Material provided -
------------------------

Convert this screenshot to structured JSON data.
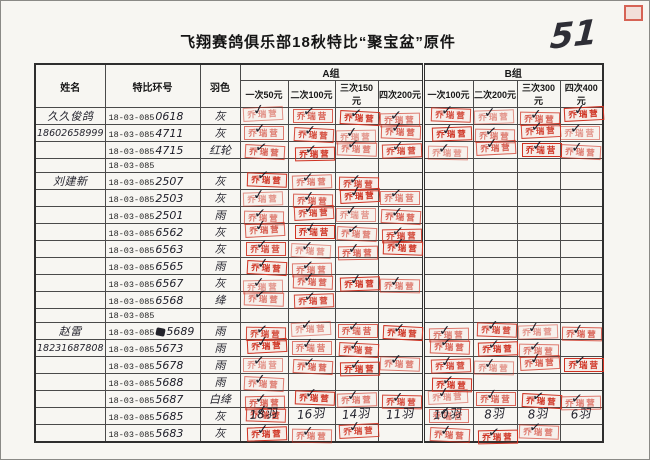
{
  "page": {
    "title": "飞翔赛鸽俱乐部18秋特比“聚宝盆”原件",
    "page_number": "51"
  },
  "table": {
    "headers": {
      "name": "姓名",
      "ring": "特比环号",
      "color": "羽色",
      "group_a": "A组",
      "group_b": "B组",
      "price_cols": [
        "一次50元",
        "二次100元",
        "三次150元",
        "四次200元",
        "一次100元",
        "二次200元",
        "三次300元",
        "四次400元"
      ]
    },
    "ring_prefix": "18-03-085",
    "stamp_text": "乔瑞营",
    "check_glyph": "✓",
    "stamp_color": "#cf3222",
    "rows": [
      {
        "name": "久久俊鸽",
        "ring_suffix": "0618",
        "color": "灰",
        "stamps": [
          1,
          1,
          1,
          1,
          1,
          1,
          1,
          1
        ]
      },
      {
        "name": "18602658999",
        "phone": true,
        "ring_suffix": "4711",
        "color": "灰",
        "stamps": [
          1,
          1,
          1,
          1,
          1,
          1,
          1,
          1
        ]
      },
      {
        "name": "",
        "ring_suffix": "4715",
        "color": "红轮",
        "stamps": [
          1,
          1,
          1,
          1,
          1,
          1,
          1,
          1
        ]
      },
      {
        "name": "",
        "ring_suffix": "",
        "color": "",
        "stamps": [
          0,
          0,
          0,
          0,
          0,
          0,
          0,
          0
        ]
      },
      {
        "name": "刘建新",
        "ring_suffix": "2507",
        "color": "灰",
        "stamps": [
          1,
          1,
          1,
          0,
          0,
          0,
          0,
          0
        ]
      },
      {
        "name": "",
        "ring_suffix": "2503",
        "color": "灰",
        "stamps": [
          1,
          1,
          1,
          1,
          0,
          0,
          0,
          0
        ]
      },
      {
        "name": "",
        "ring_suffix": "2501",
        "color": "雨",
        "stamps": [
          1,
          1,
          1,
          1,
          0,
          0,
          0,
          0
        ]
      },
      {
        "name": "",
        "ring_suffix": "6562",
        "color": "灰",
        "stamps": [
          1,
          1,
          1,
          1,
          0,
          0,
          0,
          0
        ]
      },
      {
        "name": "",
        "ring_suffix": "6563",
        "color": "灰",
        "stamps": [
          1,
          1,
          1,
          1,
          0,
          0,
          0,
          0
        ]
      },
      {
        "name": "",
        "ring_suffix": "6565",
        "color": "雨",
        "stamps": [
          1,
          1,
          0,
          0,
          0,
          0,
          0,
          0
        ]
      },
      {
        "name": "",
        "ring_suffix": "6567",
        "color": "灰",
        "stamps": [
          1,
          1,
          1,
          1,
          0,
          0,
          0,
          0
        ]
      },
      {
        "name": "",
        "ring_suffix": "6568",
        "color": "绛",
        "stamps": [
          1,
          1,
          0,
          0,
          0,
          0,
          0,
          0
        ]
      },
      {
        "name": "",
        "ring_suffix": "",
        "color": "",
        "stamps": [
          0,
          0,
          0,
          0,
          0,
          0,
          0,
          0
        ]
      },
      {
        "name": "赵雷",
        "ring_suffix": "5689",
        "blot": true,
        "color": "雨",
        "stamps": [
          1,
          1,
          1,
          1,
          1,
          1,
          1,
          1
        ]
      },
      {
        "name": "18231687808",
        "phone": true,
        "ring_suffix": "5673",
        "color": "雨",
        "stamps": [
          1,
          1,
          1,
          0,
          1,
          1,
          1,
          0
        ]
      },
      {
        "name": "",
        "ring_suffix": "5678",
        "color": "雨",
        "stamps": [
          1,
          1,
          1,
          1,
          1,
          1,
          1,
          1
        ]
      },
      {
        "name": "",
        "ring_suffix": "5688",
        "color": "雨",
        "stamps": [
          1,
          0,
          0,
          0,
          1,
          0,
          0,
          0
        ]
      },
      {
        "name": "",
        "ring_suffix": "5687",
        "color": "白绛",
        "stamps": [
          1,
          1,
          1,
          1,
          1,
          1,
          1,
          1
        ]
      },
      {
        "name": "",
        "ring_suffix": "5685",
        "color": "灰",
        "stamps": [
          1,
          0,
          0,
          0,
          1,
          0,
          0,
          0
        ]
      },
      {
        "name": "",
        "ring_suffix": "5683",
        "color": "灰",
        "stamps": [
          1,
          1,
          1,
          0,
          1,
          1,
          1,
          0
        ]
      }
    ]
  },
  "footer": {
    "tallies": [
      "18羽",
      "16羽",
      "14羽",
      "11羽",
      "10羽",
      "8羽",
      "8羽",
      "6羽"
    ]
  }
}
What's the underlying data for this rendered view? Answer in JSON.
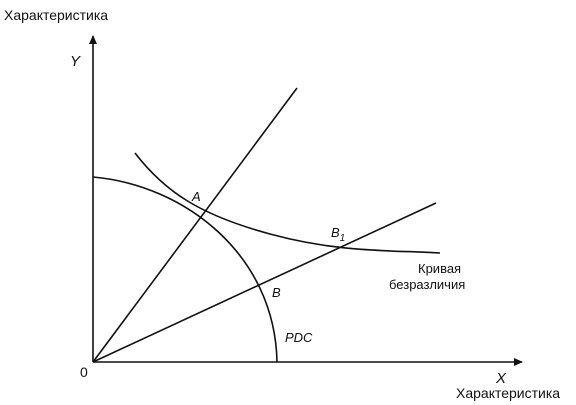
{
  "y_axis": {
    "title": "Характеристика",
    "letter": "Y"
  },
  "x_axis": {
    "title": "Характеристика",
    "letter": "X"
  },
  "origin": "0",
  "points": {
    "a": "A",
    "b": "B",
    "b1": {
      "letter": "B",
      "subscript": "1"
    }
  },
  "curves": {
    "indifference": [
      "Кривая",
      "безразличия"
    ],
    "pdc": "PDC"
  }
}
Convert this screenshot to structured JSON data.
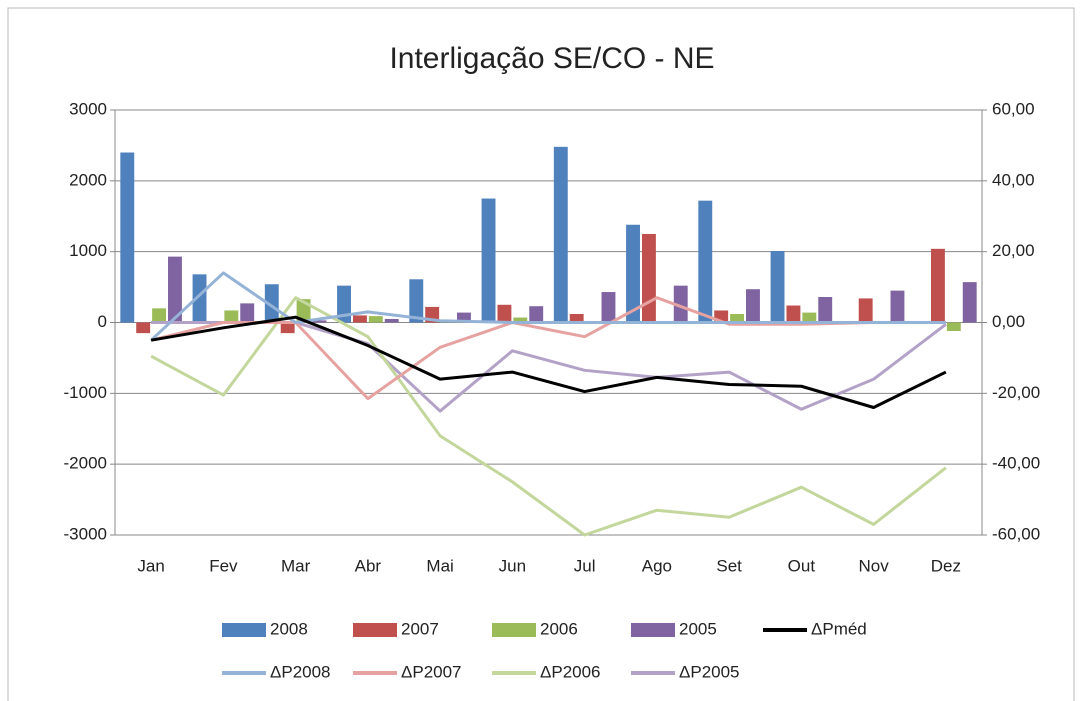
{
  "chart_data": {
    "type": "bar",
    "title": "Interligação SE/CO - NE",
    "categories": [
      "Jan",
      "Fev",
      "Mar",
      "Abr",
      "Mai",
      "Jun",
      "Jul",
      "Ago",
      "Set",
      "Out",
      "Nov",
      "Dez"
    ],
    "series": [
      {
        "name": "2008",
        "type": "bar",
        "color": "#4f81bd",
        "values": [
          2400,
          680,
          540,
          520,
          610,
          1750,
          2480,
          1380,
          1720,
          1010,
          0,
          0
        ]
      },
      {
        "name": "2007",
        "type": "bar",
        "color": "#c0504d",
        "values": [
          -150,
          0,
          -150,
          100,
          220,
          250,
          120,
          1250,
          170,
          240,
          340,
          1040
        ]
      },
      {
        "name": "2006",
        "type": "bar",
        "color": "#9bbb59",
        "values": [
          200,
          170,
          330,
          90,
          0,
          70,
          0,
          0,
          120,
          140,
          0,
          -120
        ]
      },
      {
        "name": "2005",
        "type": "bar",
        "color": "#8064a2",
        "values": [
          930,
          270,
          30,
          50,
          140,
          230,
          430,
          520,
          470,
          360,
          450,
          570
        ]
      },
      {
        "name": "ΔPméd",
        "type": "line",
        "axis": "y2",
        "color": "#000000",
        "values": [
          -5,
          -1.5,
          1.5,
          -6.5,
          -16,
          -14,
          -19.5,
          -15.5,
          -17.5,
          -18,
          -24,
          -14
        ]
      },
      {
        "name": "ΔP2008",
        "type": "line",
        "axis": "y2",
        "color": "#95b3d7",
        "values": [
          -5,
          14,
          0,
          3,
          0.5,
          0,
          0,
          0,
          0,
          0,
          0,
          0
        ]
      },
      {
        "name": "ΔP2007",
        "type": "line",
        "axis": "y2",
        "color": "#e6a2a0",
        "values": [
          -5,
          0,
          0,
          -21.5,
          -7,
          0,
          -4,
          7,
          -0.5,
          -0.5,
          0,
          0
        ]
      },
      {
        "name": "ΔP2006",
        "type": "line",
        "axis": "y2",
        "color": "#c3d69b",
        "values": [
          -9.5,
          -20.5,
          7,
          -4,
          -32,
          -45,
          -60,
          -53,
          -55,
          -46.5,
          -57,
          -41
        ]
      },
      {
        "name": "ΔP2005",
        "type": "line",
        "axis": "y2",
        "color": "#b3a2c7",
        "values": [
          0,
          0,
          0,
          -6,
          -25,
          -8,
          -13.5,
          -15.5,
          -14,
          -24.5,
          -16,
          -0.5
        ]
      }
    ],
    "ylim": [
      -3000,
      3000
    ],
    "yticks": [
      -3000,
      -2000,
      -1000,
      0,
      1000,
      2000,
      3000
    ],
    "y2lim": [
      -60,
      60
    ],
    "y2ticks": [
      {
        "value": -60,
        "label": "-60,00"
      },
      {
        "value": -40,
        "label": "-40,00"
      },
      {
        "value": -20,
        "label": "-20,00"
      },
      {
        "value": 0,
        "label": "0,00"
      },
      {
        "value": 20,
        "label": "20,00"
      },
      {
        "value": 40,
        "label": "40,00"
      },
      {
        "value": 60,
        "label": "60,00"
      }
    ],
    "grid": true,
    "legend": "bottom"
  }
}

------------------------

Task prompt -
Look through the entries above; copy every line holding the string "true".

Exercise result -
        "phone": true,
        "blot": true,
        "phone": true,
    "grid": true,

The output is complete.